**Objective**
Count lines with "color" in them. Report only the total.

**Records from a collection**
^^^^^^^^^^^^^^^^

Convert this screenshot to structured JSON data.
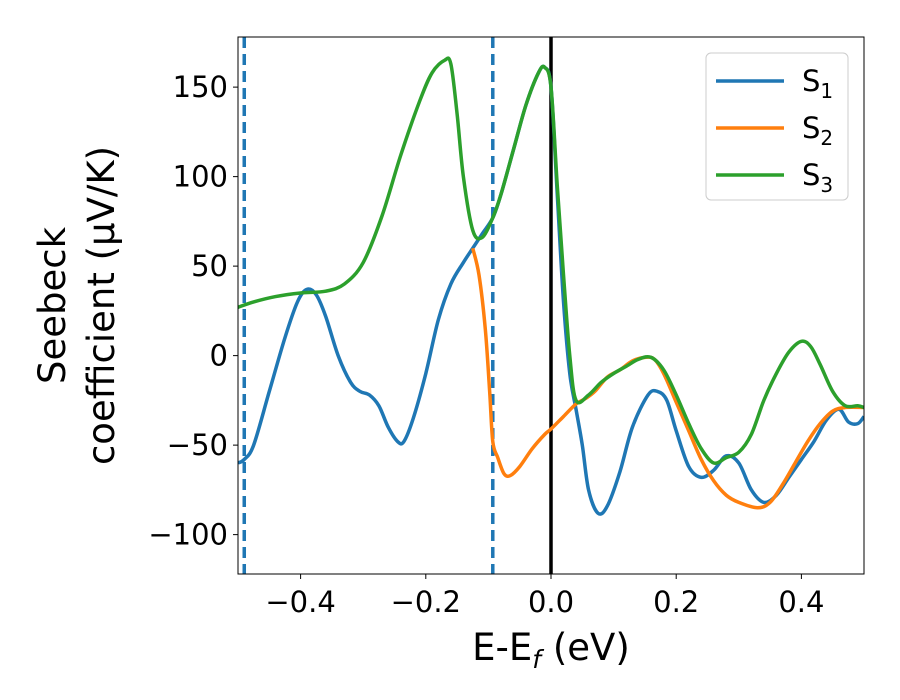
{
  "chart_data": {
    "type": "line",
    "xlabel": "E-E_f (eV)",
    "xlabel_parts": {
      "main": "E-E",
      "sub": "f",
      "tail": " (eV)"
    },
    "ylabel_line1": "Seebeck",
    "ylabel_line2": "coefficient  (μV/K)",
    "xlim": [
      -0.5,
      0.5
    ],
    "ylim": [
      -122,
      178
    ],
    "xticks": [
      -0.4,
      -0.2,
      0.0,
      0.2,
      0.4
    ],
    "xtick_labels": [
      "−0.4",
      "−0.2",
      "0.0",
      "0.2",
      "0.4"
    ],
    "yticks": [
      -100,
      -50,
      0,
      50,
      100,
      150
    ],
    "ytick_labels": [
      "−100",
      "−50",
      "0",
      "50",
      "100",
      "150"
    ],
    "grid": false,
    "legend_position": "top-right",
    "vlines": [
      {
        "x": -0.49,
        "style": "dashed",
        "color": "#1f77b4"
      },
      {
        "x": -0.093,
        "style": "dashed",
        "color": "#1f77b4"
      },
      {
        "x": 0.0,
        "style": "solid",
        "color": "#000000"
      }
    ],
    "series": [
      {
        "name": "S1",
        "name_main": "S",
        "name_sub": "1",
        "color": "#1f77b4",
        "points": [
          [
            -0.5,
            -60
          ],
          [
            -0.49,
            -58
          ],
          [
            -0.475,
            -50
          ],
          [
            -0.45,
            -20
          ],
          [
            -0.425,
            10
          ],
          [
            -0.405,
            30
          ],
          [
            -0.39,
            37
          ],
          [
            -0.375,
            34
          ],
          [
            -0.36,
            22
          ],
          [
            -0.34,
            0
          ],
          [
            -0.32,
            -15
          ],
          [
            -0.305,
            -20
          ],
          [
            -0.29,
            -22
          ],
          [
            -0.275,
            -28
          ],
          [
            -0.26,
            -40
          ],
          [
            -0.245,
            -48
          ],
          [
            -0.235,
            -48
          ],
          [
            -0.22,
            -35
          ],
          [
            -0.2,
            -10
          ],
          [
            -0.18,
            20
          ],
          [
            -0.16,
            40
          ],
          [
            -0.14,
            52
          ],
          [
            -0.125,
            60
          ],
          [
            -0.11,
            68
          ],
          [
            -0.093,
            77
          ],
          [
            -0.08,
            90
          ],
          [
            -0.06,
            115
          ],
          [
            -0.04,
            140
          ],
          [
            -0.02,
            158
          ],
          [
            -0.01,
            161
          ],
          [
            0.0,
            150
          ],
          [
            0.01,
            90
          ],
          [
            0.02,
            30
          ],
          [
            0.03,
            -10
          ],
          [
            0.04,
            -30
          ],
          [
            0.05,
            -50
          ],
          [
            0.06,
            -75
          ],
          [
            0.075,
            -88
          ],
          [
            0.09,
            -84
          ],
          [
            0.11,
            -65
          ],
          [
            0.13,
            -40
          ],
          [
            0.155,
            -22
          ],
          [
            0.17,
            -20
          ],
          [
            0.185,
            -25
          ],
          [
            0.2,
            -42
          ],
          [
            0.22,
            -62
          ],
          [
            0.24,
            -68
          ],
          [
            0.26,
            -64
          ],
          [
            0.28,
            -56
          ],
          [
            0.3,
            -60
          ],
          [
            0.32,
            -75
          ],
          [
            0.34,
            -82
          ],
          [
            0.36,
            -78
          ],
          [
            0.38,
            -68
          ],
          [
            0.4,
            -58
          ],
          [
            0.42,
            -48
          ],
          [
            0.44,
            -36
          ],
          [
            0.46,
            -30
          ],
          [
            0.475,
            -37
          ],
          [
            0.49,
            -38
          ],
          [
            0.5,
            -34
          ]
        ]
      },
      {
        "name": "S2",
        "name_main": "S",
        "name_sub": "2",
        "color": "#ff7f0e",
        "points": [
          [
            -0.125,
            60
          ],
          [
            -0.115,
            45
          ],
          [
            -0.105,
            15
          ],
          [
            -0.098,
            -20
          ],
          [
            -0.093,
            -48
          ],
          [
            -0.085,
            -57
          ],
          [
            -0.075,
            -66
          ],
          [
            -0.065,
            -67
          ],
          [
            -0.05,
            -62
          ],
          [
            -0.03,
            -52
          ],
          [
            -0.01,
            -44
          ],
          [
            0.0,
            -41
          ],
          [
            0.02,
            -34
          ],
          [
            0.04,
            -27
          ],
          [
            0.055,
            -24
          ],
          [
            0.07,
            -20
          ],
          [
            0.09,
            -12
          ],
          [
            0.11,
            -8
          ],
          [
            0.13,
            -3
          ],
          [
            0.15,
            -1
          ],
          [
            0.165,
            -2
          ],
          [
            0.18,
            -10
          ],
          [
            0.2,
            -26
          ],
          [
            0.22,
            -42
          ],
          [
            0.24,
            -58
          ],
          [
            0.26,
            -70
          ],
          [
            0.28,
            -78
          ],
          [
            0.3,
            -82
          ],
          [
            0.33,
            -85
          ],
          [
            0.35,
            -82
          ],
          [
            0.37,
            -72
          ],
          [
            0.39,
            -60
          ],
          [
            0.41,
            -48
          ],
          [
            0.43,
            -38
          ],
          [
            0.45,
            -31
          ],
          [
            0.47,
            -29
          ],
          [
            0.5,
            -29
          ]
        ]
      },
      {
        "name": "S3",
        "name_main": "S",
        "name_sub": "3",
        "color": "#2ca02c",
        "points": [
          [
            -0.5,
            27
          ],
          [
            -0.475,
            30
          ],
          [
            -0.44,
            33
          ],
          [
            -0.4,
            35
          ],
          [
            -0.36,
            36
          ],
          [
            -0.33,
            40
          ],
          [
            -0.3,
            52
          ],
          [
            -0.27,
            78
          ],
          [
            -0.24,
            112
          ],
          [
            -0.21,
            142
          ],
          [
            -0.19,
            158
          ],
          [
            -0.17,
            165
          ],
          [
            -0.16,
            163
          ],
          [
            -0.15,
            135
          ],
          [
            -0.14,
            100
          ],
          [
            -0.125,
            70
          ],
          [
            -0.11,
            66
          ],
          [
            -0.093,
            77
          ],
          [
            -0.08,
            90
          ],
          [
            -0.06,
            115
          ],
          [
            -0.04,
            140
          ],
          [
            -0.02,
            158
          ],
          [
            -0.01,
            161
          ],
          [
            0.0,
            150
          ],
          [
            0.01,
            95
          ],
          [
            0.02,
            45
          ],
          [
            0.03,
            0
          ],
          [
            0.04,
            -25
          ],
          [
            0.06,
            -22
          ],
          [
            0.08,
            -15
          ],
          [
            0.1,
            -10
          ],
          [
            0.12,
            -6
          ],
          [
            0.14,
            -2
          ],
          [
            0.16,
            -1
          ],
          [
            0.18,
            -8
          ],
          [
            0.2,
            -22
          ],
          [
            0.22,
            -38
          ],
          [
            0.24,
            -52
          ],
          [
            0.26,
            -60
          ],
          [
            0.28,
            -57
          ],
          [
            0.3,
            -54
          ],
          [
            0.32,
            -44
          ],
          [
            0.34,
            -25
          ],
          [
            0.36,
            -10
          ],
          [
            0.38,
            2
          ],
          [
            0.4,
            8
          ],
          [
            0.415,
            5
          ],
          [
            0.43,
            -5
          ],
          [
            0.45,
            -20
          ],
          [
            0.47,
            -28
          ],
          [
            0.49,
            -28
          ],
          [
            0.5,
            -29
          ]
        ]
      }
    ]
  }
}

^^^^^^^^^^^^^^^^

**The completed task**
6